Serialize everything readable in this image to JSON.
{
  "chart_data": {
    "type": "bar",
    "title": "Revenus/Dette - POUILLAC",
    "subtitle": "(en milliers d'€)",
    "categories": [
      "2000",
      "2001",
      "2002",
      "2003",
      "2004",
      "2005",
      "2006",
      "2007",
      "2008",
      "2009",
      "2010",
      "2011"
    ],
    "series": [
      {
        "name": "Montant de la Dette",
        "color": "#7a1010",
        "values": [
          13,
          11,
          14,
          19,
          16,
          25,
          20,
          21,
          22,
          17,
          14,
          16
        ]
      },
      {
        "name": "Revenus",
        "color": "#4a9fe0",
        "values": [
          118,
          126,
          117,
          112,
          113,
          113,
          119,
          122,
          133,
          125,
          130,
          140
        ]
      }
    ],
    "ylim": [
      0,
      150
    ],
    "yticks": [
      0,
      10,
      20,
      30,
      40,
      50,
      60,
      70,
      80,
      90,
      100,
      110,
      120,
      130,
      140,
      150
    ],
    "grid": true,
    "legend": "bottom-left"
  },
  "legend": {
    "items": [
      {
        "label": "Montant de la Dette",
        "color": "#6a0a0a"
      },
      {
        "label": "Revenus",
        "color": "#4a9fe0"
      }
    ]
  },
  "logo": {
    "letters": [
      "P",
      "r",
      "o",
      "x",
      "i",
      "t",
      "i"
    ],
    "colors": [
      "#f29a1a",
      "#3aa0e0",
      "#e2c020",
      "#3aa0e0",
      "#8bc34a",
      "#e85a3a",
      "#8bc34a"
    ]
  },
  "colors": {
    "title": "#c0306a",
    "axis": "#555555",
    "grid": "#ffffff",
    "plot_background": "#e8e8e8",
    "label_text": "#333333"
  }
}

* Stated task:
Pull every line containing the word "Montant" out of the entries above.

* Complete output:
        "name": "Montant de la Dette",
        "label": "Montant de la Dette",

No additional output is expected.